** TEXT EXTRACT **
<<<<
Avcoat, needed over the first 5% of the aeroshell, possess an effective heat of ablation of 47 MJ/kg [14].  From the modeling of aerocapture, nearly 20 kg of Avcoat is lost, corresponding to a depth of 0.4 cm.  The total ablating aeroshell has a depth of 2.0 cm and a mass of 77 kg.

The inner surfaces of the aeroshells never climb above 450 K.  From the temperature at the aeroshell outer surface, and the uniform allowable heat input to the vehicle of 3400 W/m² (calculated from an analysis of the transient heat loading to the interior of the ship over the 1000 second aerobrake maneuver), a thickness of the aerobrake was computed.  RCC was chosen to cover the next 5% of the vehicle, with FRCI-12 covering the remaining 90%, because of the maximum allowable heat loading to both materials.  The total mass of the heat shield, including the Avcoat section, was calculated to be 4,100 kg.  Fig. 15 shows a schematic of thermal protection system.

All nonbiconic spacecraft, including the Scenario I EDV and Scenario II TEI stage, MDV and MAV capsule, have blunt body aeroshells reminiscent of an Apollo command module.  The thermal protection system for each consists of a coating of FRCI-12 with an additional layer of Avcoat-5026-39HC on the blunt face of the aeroshell, where the greatest heating occurs during aerobraking maneuvers.
>>>>
** WHAT YOU SHOULD DO **
Write what comes next in the passage on aeroshell thermal protection, picking up after its final sentence.

(Element box records)
<<<<
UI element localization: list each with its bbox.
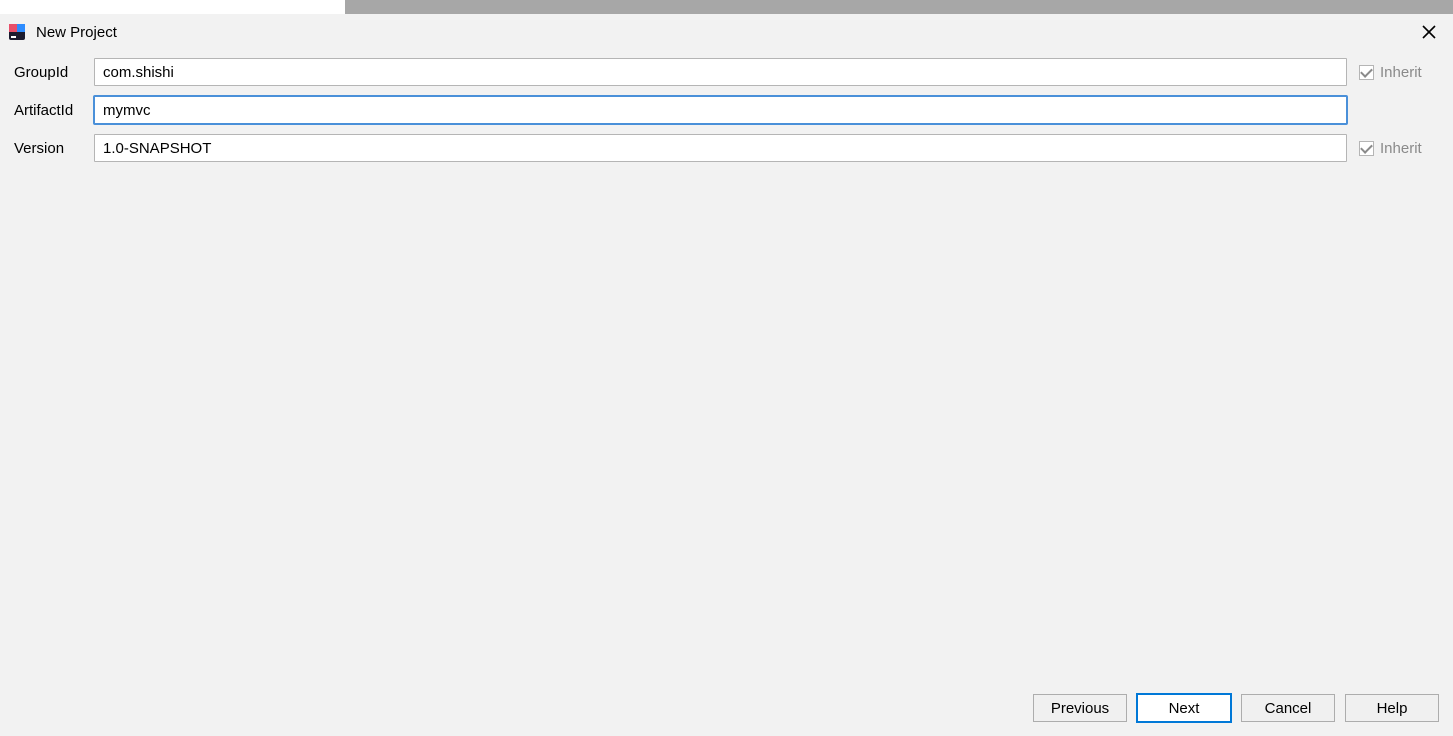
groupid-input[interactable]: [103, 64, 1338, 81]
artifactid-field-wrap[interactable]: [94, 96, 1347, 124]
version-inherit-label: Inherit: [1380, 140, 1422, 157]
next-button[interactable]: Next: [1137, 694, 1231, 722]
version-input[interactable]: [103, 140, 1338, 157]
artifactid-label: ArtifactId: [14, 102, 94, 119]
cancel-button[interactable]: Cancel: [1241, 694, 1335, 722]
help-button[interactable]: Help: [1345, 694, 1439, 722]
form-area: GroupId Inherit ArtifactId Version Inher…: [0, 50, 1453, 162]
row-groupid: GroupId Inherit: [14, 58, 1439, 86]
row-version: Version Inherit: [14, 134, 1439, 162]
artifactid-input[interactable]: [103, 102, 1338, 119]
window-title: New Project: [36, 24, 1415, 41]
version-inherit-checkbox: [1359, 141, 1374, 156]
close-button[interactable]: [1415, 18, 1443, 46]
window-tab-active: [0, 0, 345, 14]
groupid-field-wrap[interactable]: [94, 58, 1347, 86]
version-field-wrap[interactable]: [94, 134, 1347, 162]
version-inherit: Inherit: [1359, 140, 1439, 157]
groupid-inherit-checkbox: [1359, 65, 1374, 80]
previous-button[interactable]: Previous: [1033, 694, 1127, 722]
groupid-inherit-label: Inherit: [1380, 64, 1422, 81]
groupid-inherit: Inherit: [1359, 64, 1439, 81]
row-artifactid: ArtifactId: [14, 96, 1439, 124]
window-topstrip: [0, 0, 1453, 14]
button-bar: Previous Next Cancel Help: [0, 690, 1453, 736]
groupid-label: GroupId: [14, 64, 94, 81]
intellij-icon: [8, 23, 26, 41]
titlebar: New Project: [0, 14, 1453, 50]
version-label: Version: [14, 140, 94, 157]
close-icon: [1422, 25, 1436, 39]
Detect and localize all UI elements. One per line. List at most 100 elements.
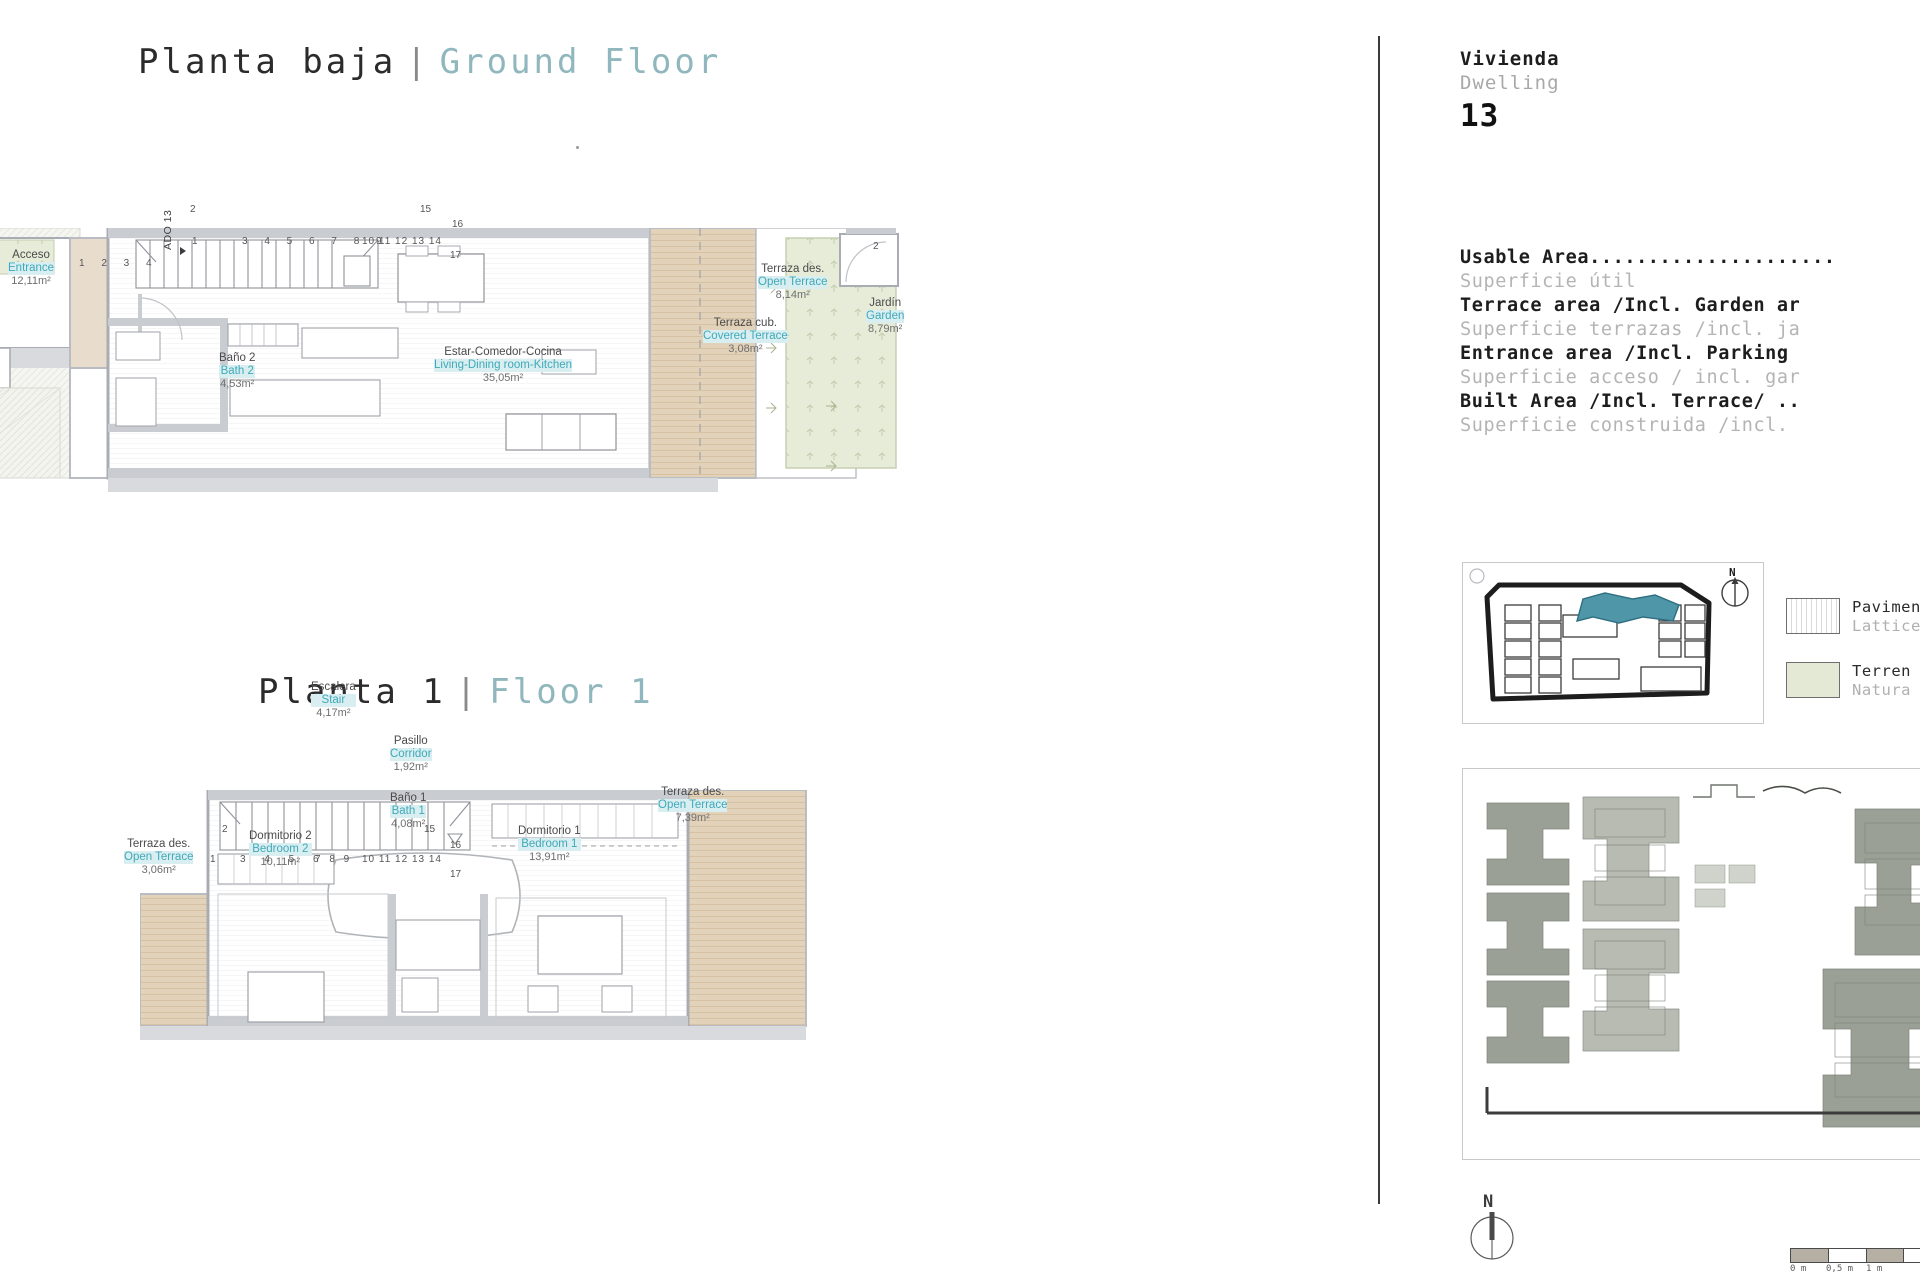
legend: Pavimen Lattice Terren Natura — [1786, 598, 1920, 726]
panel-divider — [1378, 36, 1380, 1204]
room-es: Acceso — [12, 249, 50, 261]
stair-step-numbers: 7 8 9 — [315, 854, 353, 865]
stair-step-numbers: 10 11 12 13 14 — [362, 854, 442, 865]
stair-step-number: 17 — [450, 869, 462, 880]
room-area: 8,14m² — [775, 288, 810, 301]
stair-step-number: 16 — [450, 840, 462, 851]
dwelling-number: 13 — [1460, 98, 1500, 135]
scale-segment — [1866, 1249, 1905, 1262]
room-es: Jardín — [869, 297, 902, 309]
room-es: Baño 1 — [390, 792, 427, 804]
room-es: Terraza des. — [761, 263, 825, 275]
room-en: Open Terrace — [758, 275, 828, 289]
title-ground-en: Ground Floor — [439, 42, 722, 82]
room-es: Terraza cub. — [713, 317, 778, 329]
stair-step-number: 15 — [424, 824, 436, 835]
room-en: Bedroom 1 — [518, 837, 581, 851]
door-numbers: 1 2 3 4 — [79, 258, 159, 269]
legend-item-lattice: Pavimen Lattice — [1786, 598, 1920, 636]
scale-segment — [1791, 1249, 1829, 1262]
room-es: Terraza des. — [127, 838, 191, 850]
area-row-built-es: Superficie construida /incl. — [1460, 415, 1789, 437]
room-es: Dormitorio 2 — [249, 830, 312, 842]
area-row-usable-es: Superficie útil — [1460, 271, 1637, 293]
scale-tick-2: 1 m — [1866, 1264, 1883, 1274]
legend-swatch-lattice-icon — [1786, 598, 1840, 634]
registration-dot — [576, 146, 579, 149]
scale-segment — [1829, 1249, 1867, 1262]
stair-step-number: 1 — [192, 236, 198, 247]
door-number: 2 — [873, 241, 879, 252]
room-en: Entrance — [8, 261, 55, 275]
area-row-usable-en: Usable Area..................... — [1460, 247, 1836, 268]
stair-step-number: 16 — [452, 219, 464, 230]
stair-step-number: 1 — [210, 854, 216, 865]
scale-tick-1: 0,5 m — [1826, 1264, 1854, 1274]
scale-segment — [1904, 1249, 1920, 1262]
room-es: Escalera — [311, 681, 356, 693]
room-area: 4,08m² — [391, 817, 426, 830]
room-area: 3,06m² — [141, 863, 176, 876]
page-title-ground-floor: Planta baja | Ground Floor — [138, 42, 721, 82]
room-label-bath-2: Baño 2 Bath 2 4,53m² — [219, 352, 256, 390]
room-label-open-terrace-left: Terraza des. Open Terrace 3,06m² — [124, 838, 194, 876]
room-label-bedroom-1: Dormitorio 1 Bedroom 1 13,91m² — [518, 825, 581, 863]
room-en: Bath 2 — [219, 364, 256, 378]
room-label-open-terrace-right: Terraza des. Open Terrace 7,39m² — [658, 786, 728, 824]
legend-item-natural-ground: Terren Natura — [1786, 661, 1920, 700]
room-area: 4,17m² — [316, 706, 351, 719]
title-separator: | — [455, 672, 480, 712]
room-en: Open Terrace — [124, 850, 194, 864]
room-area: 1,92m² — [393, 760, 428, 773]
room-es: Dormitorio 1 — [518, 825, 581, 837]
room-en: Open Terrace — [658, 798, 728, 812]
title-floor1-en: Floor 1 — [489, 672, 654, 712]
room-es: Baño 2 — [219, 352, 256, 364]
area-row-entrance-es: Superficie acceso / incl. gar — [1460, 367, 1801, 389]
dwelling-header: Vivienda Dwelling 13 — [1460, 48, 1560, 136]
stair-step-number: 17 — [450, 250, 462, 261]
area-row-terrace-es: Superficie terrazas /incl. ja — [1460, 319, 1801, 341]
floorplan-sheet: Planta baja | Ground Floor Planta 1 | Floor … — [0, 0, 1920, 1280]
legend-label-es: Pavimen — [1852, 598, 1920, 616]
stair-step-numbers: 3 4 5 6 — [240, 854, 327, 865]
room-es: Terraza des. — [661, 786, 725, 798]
>>>>
** WRITTEN ANSWER **
CREW HEALTH

Radiation and the lack of gravity are two major problems for humans in the space environment.  In both scenarios, to combat the loss of bone density that comes from weightlessness, artificial gravity is provided in transit to Mars by tethering the MTV with the TMI stage and rotating them at a rate of 2 rpm, which is acceptable for most humans [15].  This rotation rate provides a 0.4 g environment, requiring a tether length of 380 m with the center of rotation 90 m from the MTV.  Radiation is a major concern in transit between Earth and Mars, where the fluxes of Solar Cosmic Rays (SCR) and Galactic Cosmic Rays (GCR) are substantially greater than those on Earth's surface.  In both scenarios, most of the required radiation shielding is provided by a thin aluminum skin, polyethylene layer, and strategic placement of equipment on the perimeter of the MTV.  Additional protection is provided by oral chemical radioprotectants which can reduce the carcinogenic effects of radiation [16].  On the Martian surface, the CO2 atmosphere provides adequate radiation shielding [17].
 

Human Consumables

The mass penalties of bringing all human consumables for the entire mission are severe, therefore regeneration capabilities are incorporated (see Life Support section).  Recycling of oxygen and water results in a mass savings of more than 100,000 kg, based on human daily requirements of 0.84 kg of oxygen and 29.14 kg of water per person [18,19].  Each crew member also requires 0.62 kg of dehydrated food per day. The resulting consumable masses for the entire mission are listed in Table 12.

For Scenario I, oxygen and water for the trip to Mars and food for the entire mission are carried on the MTV.  The MTV in Scenario II carries oxygen and water for both transits and food for the entire mission.  In the event that the descent to the surface is aborted, the crew of Scenario II has sufficient food, oxygen, and water in the MTV to remain in orbit for a maximum of 1.5 years, or until the next opportunity arises to return to Earth.  On the surface, the crew of Scenario II consumes food stored on the SHV.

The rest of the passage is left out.